§ **Given entries**:
════

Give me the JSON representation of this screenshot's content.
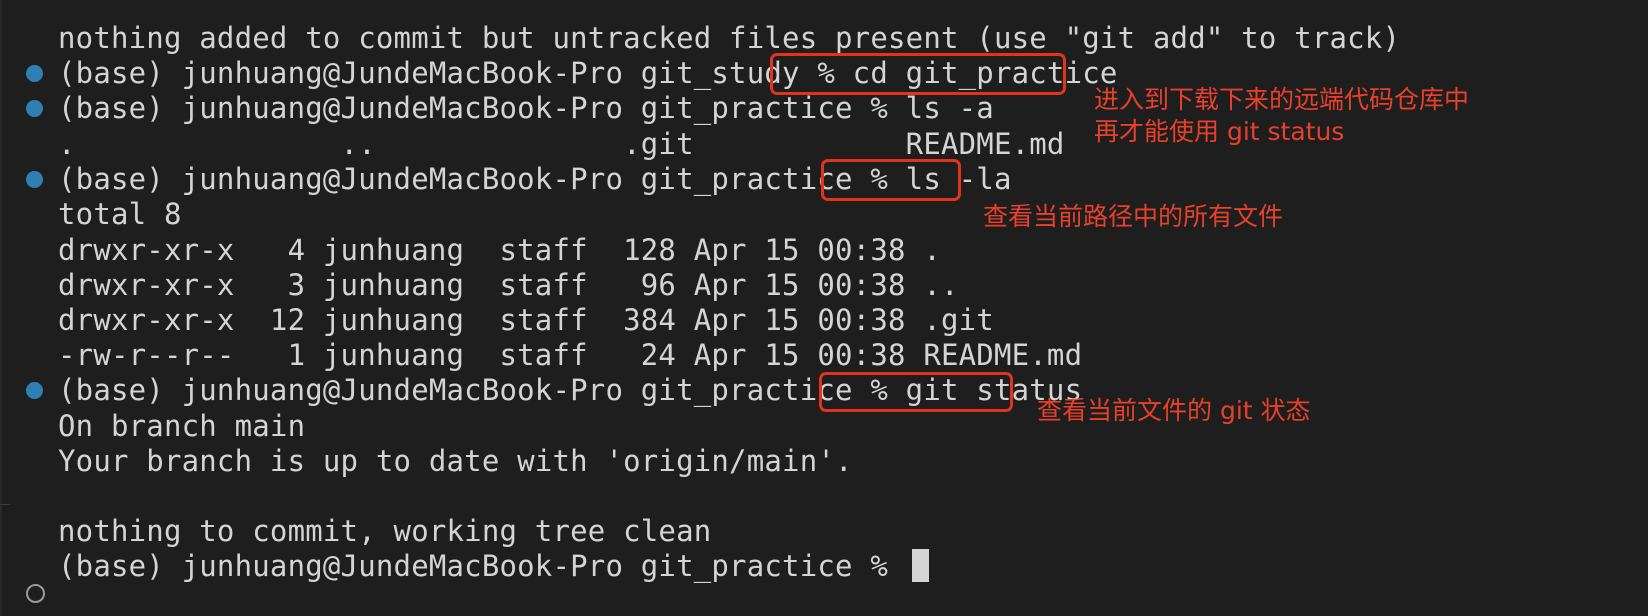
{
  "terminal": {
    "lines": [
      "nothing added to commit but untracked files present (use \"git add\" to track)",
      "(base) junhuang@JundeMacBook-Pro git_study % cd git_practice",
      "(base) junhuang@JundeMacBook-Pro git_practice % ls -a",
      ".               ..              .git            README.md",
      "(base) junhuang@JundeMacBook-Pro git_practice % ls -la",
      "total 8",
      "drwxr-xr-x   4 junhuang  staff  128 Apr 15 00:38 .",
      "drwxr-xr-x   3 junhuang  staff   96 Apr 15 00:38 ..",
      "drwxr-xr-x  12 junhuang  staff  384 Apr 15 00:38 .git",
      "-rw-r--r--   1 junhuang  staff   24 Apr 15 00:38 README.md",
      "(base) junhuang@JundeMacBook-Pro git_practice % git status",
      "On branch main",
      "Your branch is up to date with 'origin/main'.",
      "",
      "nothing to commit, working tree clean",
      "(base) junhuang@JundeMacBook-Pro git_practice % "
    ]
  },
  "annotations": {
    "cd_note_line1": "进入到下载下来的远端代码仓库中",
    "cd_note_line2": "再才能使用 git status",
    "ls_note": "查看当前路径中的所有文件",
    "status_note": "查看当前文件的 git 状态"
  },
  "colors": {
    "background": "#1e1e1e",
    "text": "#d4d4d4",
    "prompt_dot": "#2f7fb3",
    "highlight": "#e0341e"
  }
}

════

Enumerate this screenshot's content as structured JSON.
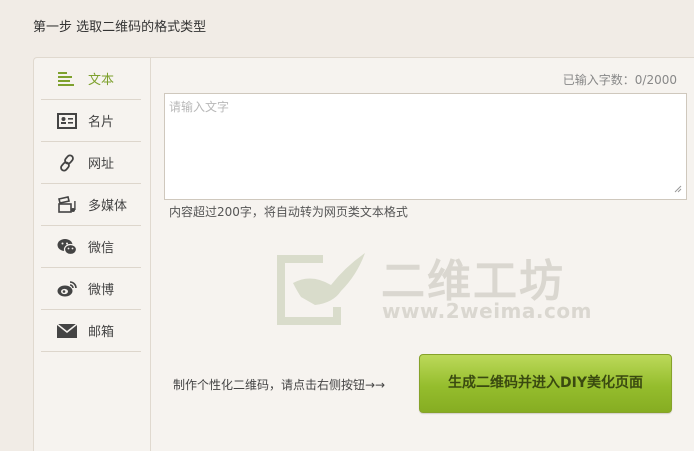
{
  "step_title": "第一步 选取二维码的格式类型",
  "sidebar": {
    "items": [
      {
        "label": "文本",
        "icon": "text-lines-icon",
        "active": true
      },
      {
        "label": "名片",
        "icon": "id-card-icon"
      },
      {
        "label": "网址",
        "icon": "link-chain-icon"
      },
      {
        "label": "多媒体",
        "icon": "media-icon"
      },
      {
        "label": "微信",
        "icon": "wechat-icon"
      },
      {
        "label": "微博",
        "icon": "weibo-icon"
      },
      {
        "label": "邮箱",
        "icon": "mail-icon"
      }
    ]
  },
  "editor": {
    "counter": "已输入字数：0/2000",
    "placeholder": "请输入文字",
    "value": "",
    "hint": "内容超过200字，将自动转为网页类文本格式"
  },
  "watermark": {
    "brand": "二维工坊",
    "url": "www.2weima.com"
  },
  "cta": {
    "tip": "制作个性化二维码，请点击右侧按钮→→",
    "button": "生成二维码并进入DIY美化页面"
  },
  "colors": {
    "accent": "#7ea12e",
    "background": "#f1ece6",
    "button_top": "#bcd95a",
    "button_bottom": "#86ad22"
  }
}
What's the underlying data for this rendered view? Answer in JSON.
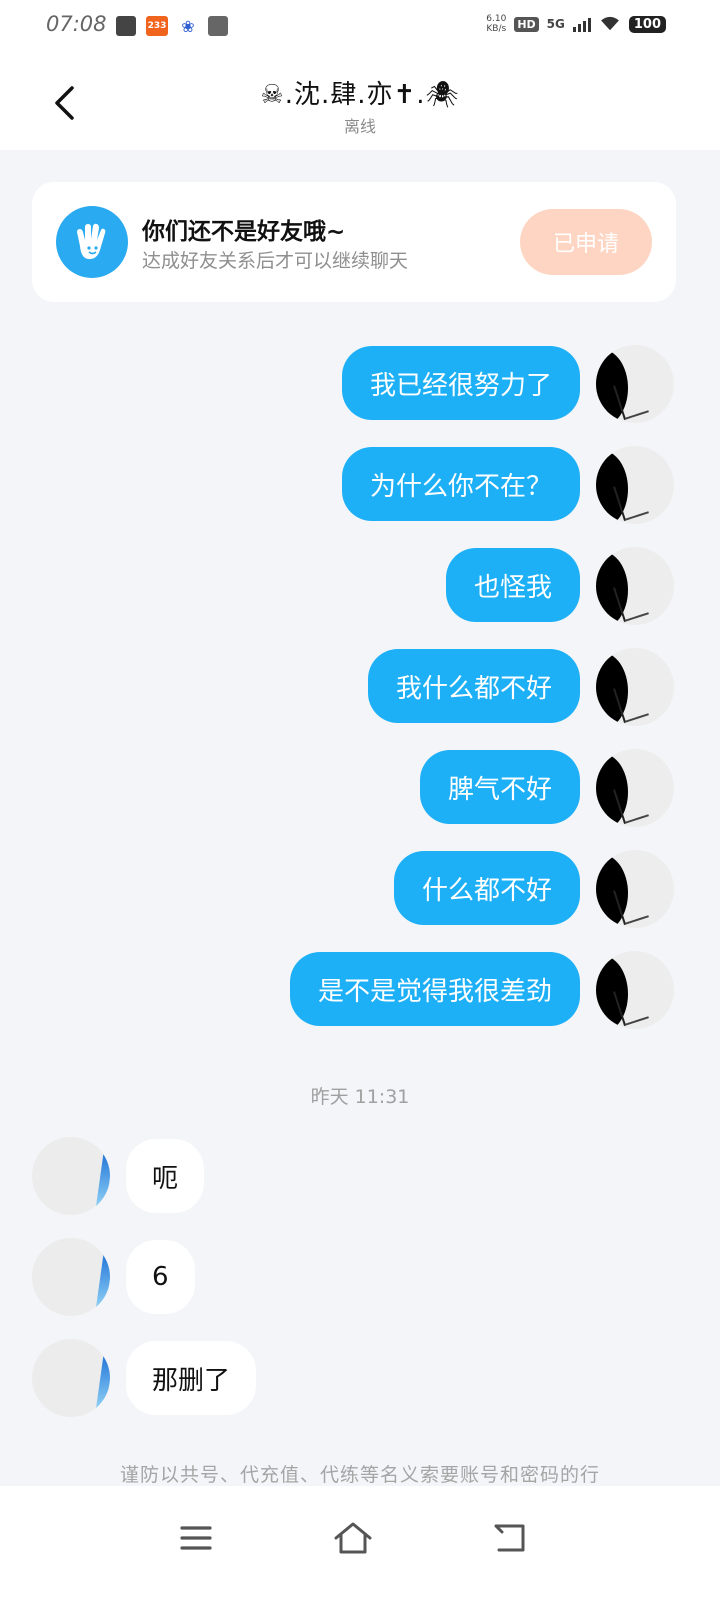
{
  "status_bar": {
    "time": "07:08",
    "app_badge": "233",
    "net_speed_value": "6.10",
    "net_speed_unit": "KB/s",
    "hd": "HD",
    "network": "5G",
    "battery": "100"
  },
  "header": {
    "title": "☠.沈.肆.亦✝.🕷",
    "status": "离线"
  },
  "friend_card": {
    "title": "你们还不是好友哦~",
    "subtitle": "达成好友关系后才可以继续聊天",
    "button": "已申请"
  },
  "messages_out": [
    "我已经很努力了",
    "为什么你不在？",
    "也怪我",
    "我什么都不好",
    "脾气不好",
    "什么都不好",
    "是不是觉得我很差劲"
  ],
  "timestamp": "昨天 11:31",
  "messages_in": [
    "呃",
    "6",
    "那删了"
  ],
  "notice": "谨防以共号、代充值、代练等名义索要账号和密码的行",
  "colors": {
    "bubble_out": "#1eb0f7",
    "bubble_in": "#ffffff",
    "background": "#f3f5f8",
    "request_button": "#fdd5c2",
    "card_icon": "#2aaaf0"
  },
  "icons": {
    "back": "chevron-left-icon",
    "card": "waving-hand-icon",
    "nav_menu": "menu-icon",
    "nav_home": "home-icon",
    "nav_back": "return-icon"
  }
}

════

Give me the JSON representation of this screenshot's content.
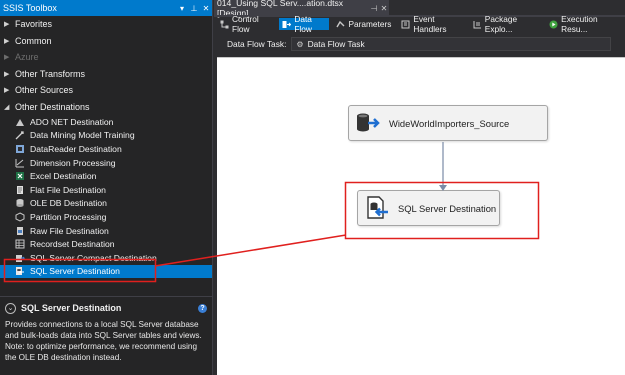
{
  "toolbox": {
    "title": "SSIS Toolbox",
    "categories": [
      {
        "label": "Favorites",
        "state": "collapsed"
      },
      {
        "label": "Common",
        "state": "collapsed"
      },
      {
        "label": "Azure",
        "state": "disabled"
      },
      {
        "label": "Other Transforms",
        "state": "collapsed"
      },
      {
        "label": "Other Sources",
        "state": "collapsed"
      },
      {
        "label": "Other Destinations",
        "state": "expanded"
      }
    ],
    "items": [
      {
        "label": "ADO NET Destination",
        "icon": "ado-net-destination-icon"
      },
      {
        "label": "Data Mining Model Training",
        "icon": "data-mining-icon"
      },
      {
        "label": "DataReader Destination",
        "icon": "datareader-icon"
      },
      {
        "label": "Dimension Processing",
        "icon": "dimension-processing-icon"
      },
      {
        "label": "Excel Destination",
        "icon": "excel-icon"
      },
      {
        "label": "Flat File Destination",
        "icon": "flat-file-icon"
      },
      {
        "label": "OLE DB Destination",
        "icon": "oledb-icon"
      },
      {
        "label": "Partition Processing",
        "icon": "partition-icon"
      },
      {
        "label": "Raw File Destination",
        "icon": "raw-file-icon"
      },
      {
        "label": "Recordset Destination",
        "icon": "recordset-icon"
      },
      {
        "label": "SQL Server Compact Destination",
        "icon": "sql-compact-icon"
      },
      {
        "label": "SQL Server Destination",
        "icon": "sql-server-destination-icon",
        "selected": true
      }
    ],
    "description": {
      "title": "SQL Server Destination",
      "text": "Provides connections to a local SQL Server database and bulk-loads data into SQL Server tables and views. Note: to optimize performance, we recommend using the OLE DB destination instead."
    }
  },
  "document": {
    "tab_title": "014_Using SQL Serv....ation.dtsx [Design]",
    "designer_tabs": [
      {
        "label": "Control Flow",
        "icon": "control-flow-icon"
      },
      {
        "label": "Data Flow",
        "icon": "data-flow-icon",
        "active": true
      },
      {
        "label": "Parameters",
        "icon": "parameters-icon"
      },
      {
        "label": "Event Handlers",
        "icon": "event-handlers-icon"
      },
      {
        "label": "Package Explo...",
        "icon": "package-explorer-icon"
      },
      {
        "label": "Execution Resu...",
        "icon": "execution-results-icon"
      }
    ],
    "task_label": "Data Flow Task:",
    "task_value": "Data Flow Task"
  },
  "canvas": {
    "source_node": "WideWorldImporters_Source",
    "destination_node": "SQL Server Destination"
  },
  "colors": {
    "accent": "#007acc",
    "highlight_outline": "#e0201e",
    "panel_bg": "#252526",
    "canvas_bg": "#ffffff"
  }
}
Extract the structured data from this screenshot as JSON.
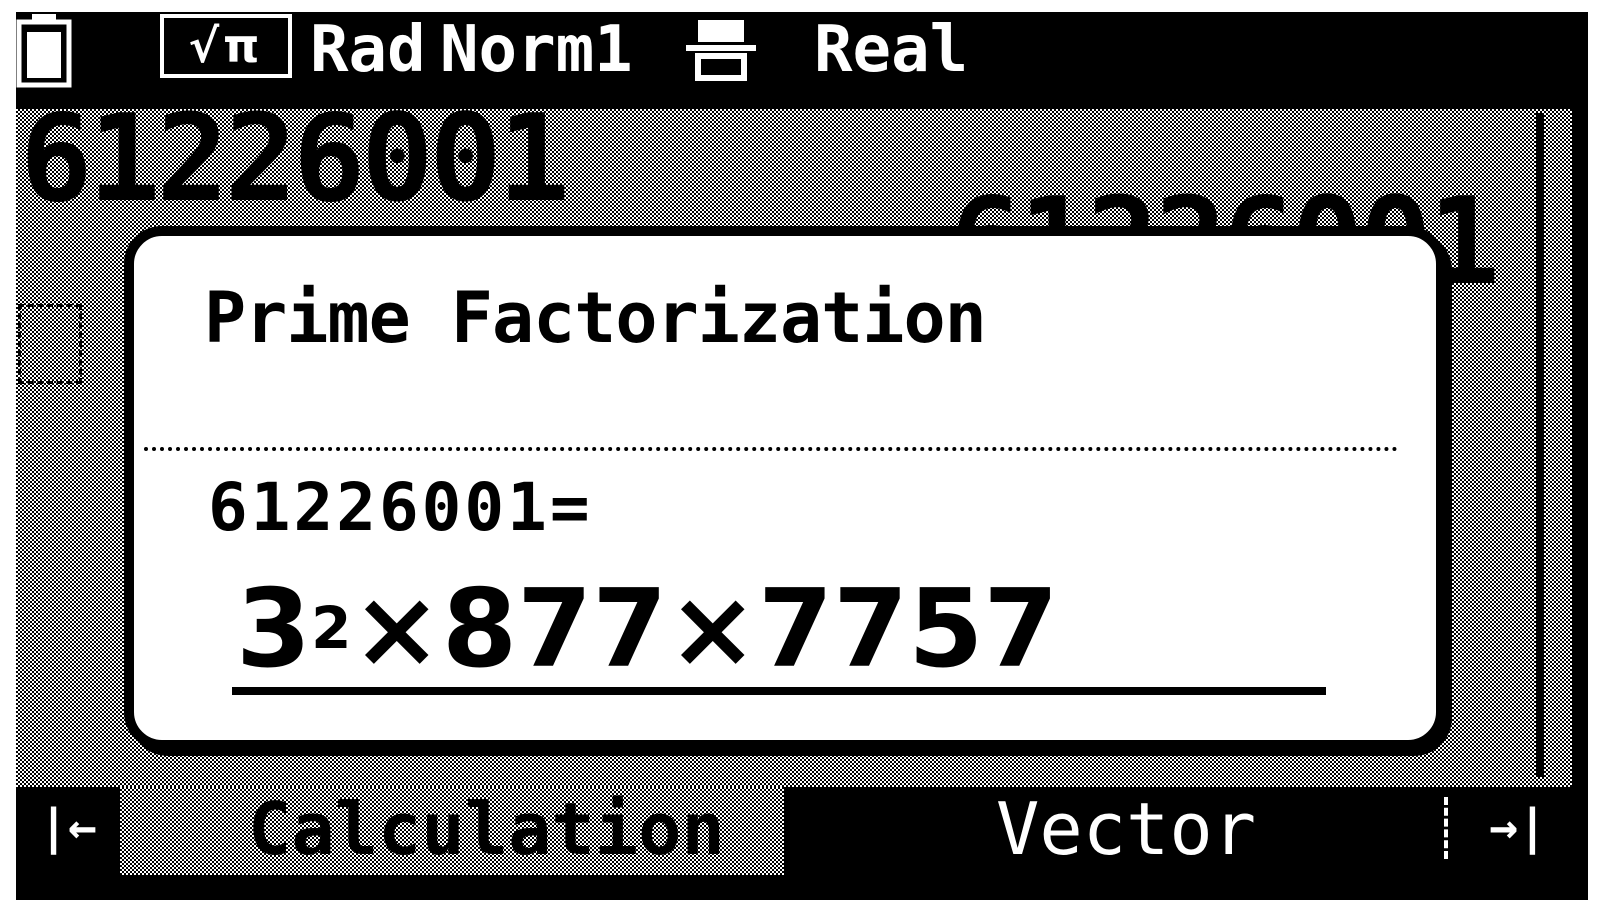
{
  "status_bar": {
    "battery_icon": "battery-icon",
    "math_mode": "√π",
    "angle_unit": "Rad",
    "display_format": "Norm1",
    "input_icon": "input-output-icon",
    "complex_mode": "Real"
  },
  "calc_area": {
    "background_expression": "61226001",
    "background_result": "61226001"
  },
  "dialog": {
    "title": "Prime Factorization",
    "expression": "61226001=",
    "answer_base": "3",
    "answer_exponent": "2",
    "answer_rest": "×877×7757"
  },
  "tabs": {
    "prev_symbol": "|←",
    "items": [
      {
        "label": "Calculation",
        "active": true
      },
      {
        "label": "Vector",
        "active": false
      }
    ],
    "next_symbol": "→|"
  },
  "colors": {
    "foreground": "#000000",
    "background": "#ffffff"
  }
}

════

§ **Job**:
Pull out all lines containing the word "this" from the entries above.

§ **Complete answer**:
Give me the JSON representation of this screenshot's content.
Enumerate this screenshot's content as structured JSON.
What's the underlying data for this rendered view? Answer in JSON.
Give me the JSON representation of this screenshot's content.
Extract the structured data from this screenshot as JSON.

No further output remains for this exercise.